**Given instruction:**
The listing below should be printed exactly, every line of it. Skip the pictures.

**Figure dataset records:**
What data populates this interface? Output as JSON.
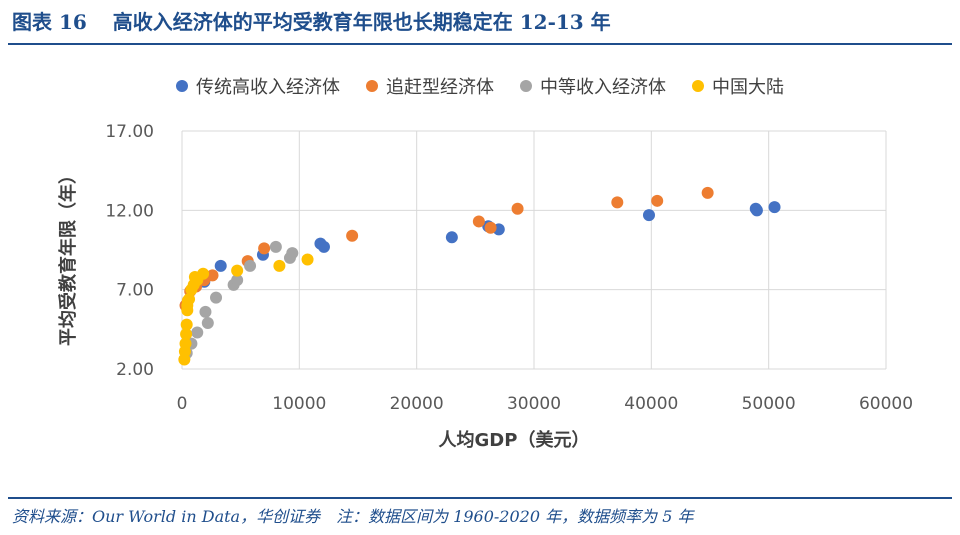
{
  "header": {
    "figure_label": "图表 16",
    "figure_title": "高收入经济体的平均受教育年限也长期稳定在 12-13 年"
  },
  "footer": {
    "source": "资料来源：Our World in Data，华创证券",
    "note": "注：数据区间为 1960-2020 年，数据频率为 5 年"
  },
  "chart_data": {
    "type": "scatter",
    "title": "",
    "xlabel": "人均GDP（美元）",
    "ylabel": "平均受教育年限（年）",
    "xlim": [
      0,
      60000
    ],
    "ylim": [
      2,
      17
    ],
    "x_ticks": [
      0,
      10000,
      20000,
      30000,
      40000,
      50000,
      60000
    ],
    "x_tick_labels": [
      "0",
      "10000",
      "20000",
      "30000",
      "40000",
      "50000",
      "60000"
    ],
    "y_ticks": [
      2,
      7,
      12,
      17
    ],
    "y_tick_labels": [
      "2.00",
      "7.00",
      "12.00",
      "17.00"
    ],
    "grid": "vertical and horizontal gridlines",
    "legend_position": "top",
    "series": [
      {
        "name": "传统高收入经济体",
        "color": "#4472c4",
        "points": [
          [
            1900,
            7.5
          ],
          [
            3300,
            8.5
          ],
          [
            6900,
            9.2
          ],
          [
            11800,
            9.9
          ],
          [
            12100,
            9.7
          ],
          [
            23000,
            10.3
          ],
          [
            26100,
            11.0
          ],
          [
            27000,
            10.8
          ],
          [
            39800,
            11.7
          ],
          [
            48900,
            12.1
          ],
          [
            49000,
            12.0
          ],
          [
            50500,
            12.2
          ]
        ]
      },
      {
        "name": "追赶型经济体",
        "color": "#ed7d31",
        "points": [
          [
            300,
            6.0
          ],
          [
            700,
            6.9
          ],
          [
            1200,
            7.2
          ],
          [
            1900,
            7.6
          ],
          [
            2600,
            7.9
          ],
          [
            5600,
            8.8
          ],
          [
            7000,
            9.6
          ],
          [
            14500,
            10.4
          ],
          [
            25300,
            11.3
          ],
          [
            26300,
            10.9
          ],
          [
            28600,
            12.1
          ],
          [
            37100,
            12.5
          ],
          [
            40500,
            12.6
          ],
          [
            44800,
            13.1
          ]
        ]
      },
      {
        "name": "中等收入经济体",
        "color": "#a5a5a5",
        "points": [
          [
            400,
            3.0
          ],
          [
            800,
            3.6
          ],
          [
            1300,
            4.3
          ],
          [
            2200,
            4.9
          ],
          [
            2000,
            5.6
          ],
          [
            2900,
            6.5
          ],
          [
            4400,
            7.3
          ],
          [
            4700,
            7.6
          ],
          [
            5800,
            8.5
          ],
          [
            8000,
            9.7
          ],
          [
            9200,
            9.0
          ],
          [
            9400,
            9.3
          ]
        ]
      },
      {
        "name": "中国大陆",
        "color": "#ffc000",
        "points": [
          [
            200,
            2.6
          ],
          [
            250,
            3.1
          ],
          [
            300,
            3.6
          ],
          [
            350,
            4.2
          ],
          [
            400,
            4.8
          ],
          [
            450,
            5.7
          ],
          [
            450,
            6.0
          ],
          [
            500,
            6.3
          ],
          [
            600,
            6.4
          ],
          [
            800,
            7.0
          ],
          [
            1000,
            7.3
          ],
          [
            1100,
            7.8
          ],
          [
            1300,
            7.6
          ],
          [
            1800,
            8.0
          ],
          [
            4700,
            8.2
          ],
          [
            8300,
            8.5
          ],
          [
            10700,
            8.9
          ]
        ]
      }
    ]
  }
}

**Answer:**
What data populates this interface? Output as JSON.
{
  "header": {
    "figure_label": "图表 16",
    "figure_title": "高收入经济体的平均受教育年限也长期稳定在 12-13 年"
  },
  "footer": {
    "source": "资料来源：Our World in Data，华创证券",
    "note": "注：数据区间为 1960-2020 年，数据频率为 5 年"
  },
  "chart_data": {
    "type": "scatter",
    "title": "",
    "xlabel": "人均GDP（美元）",
    "ylabel": "平均受教育年限（年）",
    "xlim": [
      0,
      60000
    ],
    "ylim": [
      2,
      17
    ],
    "x_ticks": [
      0,
      10000,
      20000,
      30000,
      40000,
      50000,
      60000
    ],
    "x_tick_labels": [
      "0",
      "10000",
      "20000",
      "30000",
      "40000",
      "50000",
      "60000"
    ],
    "y_ticks": [
      2,
      7,
      12,
      17
    ],
    "y_tick_labels": [
      "2.00",
      "7.00",
      "12.00",
      "17.00"
    ],
    "grid": "vertical and horizontal gridlines",
    "legend_position": "top",
    "series": [
      {
        "name": "传统高收入经济体",
        "color": "#4472c4",
        "points": [
          [
            1900,
            7.5
          ],
          [
            3300,
            8.5
          ],
          [
            6900,
            9.2
          ],
          [
            11800,
            9.9
          ],
          [
            12100,
            9.7
          ],
          [
            23000,
            10.3
          ],
          [
            26100,
            11.0
          ],
          [
            27000,
            10.8
          ],
          [
            39800,
            11.7
          ],
          [
            48900,
            12.1
          ],
          [
            49000,
            12.0
          ],
          [
            50500,
            12.2
          ]
        ]
      },
      {
        "name": "追赶型经济体",
        "color": "#ed7d31",
        "points": [
          [
            300,
            6.0
          ],
          [
            700,
            6.9
          ],
          [
            1200,
            7.2
          ],
          [
            1900,
            7.6
          ],
          [
            2600,
            7.9
          ],
          [
            5600,
            8.8
          ],
          [
            7000,
            9.6
          ],
          [
            14500,
            10.4
          ],
          [
            25300,
            11.3
          ],
          [
            26300,
            10.9
          ],
          [
            28600,
            12.1
          ],
          [
            37100,
            12.5
          ],
          [
            40500,
            12.6
          ],
          [
            44800,
            13.1
          ]
        ]
      },
      {
        "name": "中等收入经济体",
        "color": "#a5a5a5",
        "points": [
          [
            400,
            3.0
          ],
          [
            800,
            3.6
          ],
          [
            1300,
            4.3
          ],
          [
            2200,
            4.9
          ],
          [
            2000,
            5.6
          ],
          [
            2900,
            6.5
          ],
          [
            4400,
            7.3
          ],
          [
            4700,
            7.6
          ],
          [
            5800,
            8.5
          ],
          [
            8000,
            9.7
          ],
          [
            9200,
            9.0
          ],
          [
            9400,
            9.3
          ]
        ]
      },
      {
        "name": "中国大陆",
        "color": "#ffc000",
        "points": [
          [
            200,
            2.6
          ],
          [
            250,
            3.1
          ],
          [
            300,
            3.6
          ],
          [
            350,
            4.2
          ],
          [
            400,
            4.8
          ],
          [
            450,
            5.7
          ],
          [
            450,
            6.0
          ],
          [
            500,
            6.3
          ],
          [
            600,
            6.4
          ],
          [
            800,
            7.0
          ],
          [
            1000,
            7.3
          ],
          [
            1100,
            7.8
          ],
          [
            1300,
            7.6
          ],
          [
            1800,
            8.0
          ],
          [
            4700,
            8.2
          ],
          [
            8300,
            8.5
          ],
          [
            10700,
            8.9
          ]
        ]
      }
    ]
  }
}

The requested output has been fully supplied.